>>>>>

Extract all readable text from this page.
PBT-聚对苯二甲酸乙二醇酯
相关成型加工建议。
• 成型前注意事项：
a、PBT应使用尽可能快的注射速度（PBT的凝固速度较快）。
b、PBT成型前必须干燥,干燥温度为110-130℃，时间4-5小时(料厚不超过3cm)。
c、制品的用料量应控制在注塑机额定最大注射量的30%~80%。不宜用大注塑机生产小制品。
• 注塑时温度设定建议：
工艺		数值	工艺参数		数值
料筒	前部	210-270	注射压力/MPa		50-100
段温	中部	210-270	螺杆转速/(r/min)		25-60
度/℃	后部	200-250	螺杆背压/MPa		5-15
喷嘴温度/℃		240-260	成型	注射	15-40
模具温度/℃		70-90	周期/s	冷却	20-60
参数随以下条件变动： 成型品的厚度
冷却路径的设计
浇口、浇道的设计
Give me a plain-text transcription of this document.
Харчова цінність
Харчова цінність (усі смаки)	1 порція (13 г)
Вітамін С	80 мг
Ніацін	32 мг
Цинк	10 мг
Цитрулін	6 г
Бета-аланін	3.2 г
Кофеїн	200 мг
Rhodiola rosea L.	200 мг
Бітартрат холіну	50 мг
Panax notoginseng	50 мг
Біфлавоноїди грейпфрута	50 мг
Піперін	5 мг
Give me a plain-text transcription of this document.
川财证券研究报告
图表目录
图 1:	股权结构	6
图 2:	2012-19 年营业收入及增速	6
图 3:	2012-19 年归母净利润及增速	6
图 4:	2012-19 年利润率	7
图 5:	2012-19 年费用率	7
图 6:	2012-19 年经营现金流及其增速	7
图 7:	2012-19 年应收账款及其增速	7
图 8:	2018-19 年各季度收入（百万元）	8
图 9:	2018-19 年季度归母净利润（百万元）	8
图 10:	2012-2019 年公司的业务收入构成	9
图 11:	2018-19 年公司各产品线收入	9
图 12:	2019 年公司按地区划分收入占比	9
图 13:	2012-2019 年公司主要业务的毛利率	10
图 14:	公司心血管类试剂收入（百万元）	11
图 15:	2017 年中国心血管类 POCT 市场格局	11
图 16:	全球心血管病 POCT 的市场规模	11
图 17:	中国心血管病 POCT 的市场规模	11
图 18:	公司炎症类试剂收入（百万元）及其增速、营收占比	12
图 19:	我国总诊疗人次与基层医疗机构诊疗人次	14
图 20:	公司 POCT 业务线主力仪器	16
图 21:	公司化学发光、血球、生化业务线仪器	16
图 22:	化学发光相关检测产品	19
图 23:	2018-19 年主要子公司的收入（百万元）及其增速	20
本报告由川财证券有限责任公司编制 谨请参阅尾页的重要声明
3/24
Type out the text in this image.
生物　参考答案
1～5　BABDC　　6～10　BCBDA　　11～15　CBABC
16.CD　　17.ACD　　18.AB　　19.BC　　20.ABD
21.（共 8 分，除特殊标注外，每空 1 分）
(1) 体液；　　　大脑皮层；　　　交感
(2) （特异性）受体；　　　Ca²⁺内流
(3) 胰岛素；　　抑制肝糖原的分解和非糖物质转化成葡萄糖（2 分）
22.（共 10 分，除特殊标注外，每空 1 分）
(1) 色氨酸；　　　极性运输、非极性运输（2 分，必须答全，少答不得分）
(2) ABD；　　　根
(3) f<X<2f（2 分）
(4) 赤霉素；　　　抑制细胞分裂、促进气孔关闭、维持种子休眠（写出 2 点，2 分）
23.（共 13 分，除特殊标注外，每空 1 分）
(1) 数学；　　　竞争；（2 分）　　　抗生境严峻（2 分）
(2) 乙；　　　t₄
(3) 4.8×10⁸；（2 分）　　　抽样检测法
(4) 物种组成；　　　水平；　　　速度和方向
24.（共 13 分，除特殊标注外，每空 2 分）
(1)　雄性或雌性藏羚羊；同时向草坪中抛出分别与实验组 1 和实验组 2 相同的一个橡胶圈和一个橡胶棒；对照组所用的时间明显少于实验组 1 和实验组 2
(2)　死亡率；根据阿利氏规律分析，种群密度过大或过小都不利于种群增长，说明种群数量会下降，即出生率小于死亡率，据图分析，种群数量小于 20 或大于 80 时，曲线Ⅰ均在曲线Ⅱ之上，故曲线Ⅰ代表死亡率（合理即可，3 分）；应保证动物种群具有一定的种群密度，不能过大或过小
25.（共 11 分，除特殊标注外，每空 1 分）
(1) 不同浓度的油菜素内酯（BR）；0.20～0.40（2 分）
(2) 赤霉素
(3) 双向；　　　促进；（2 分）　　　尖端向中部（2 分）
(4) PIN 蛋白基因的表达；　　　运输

<<<<<

◆ What is being asked
Only lines with the string "的市场规模" belong in your answer; copy each one.

◆ Written response
图 16:	全球心血管病 POCT 的市场规模	11
图 17:	中国心血管病 POCT 的市场规模	11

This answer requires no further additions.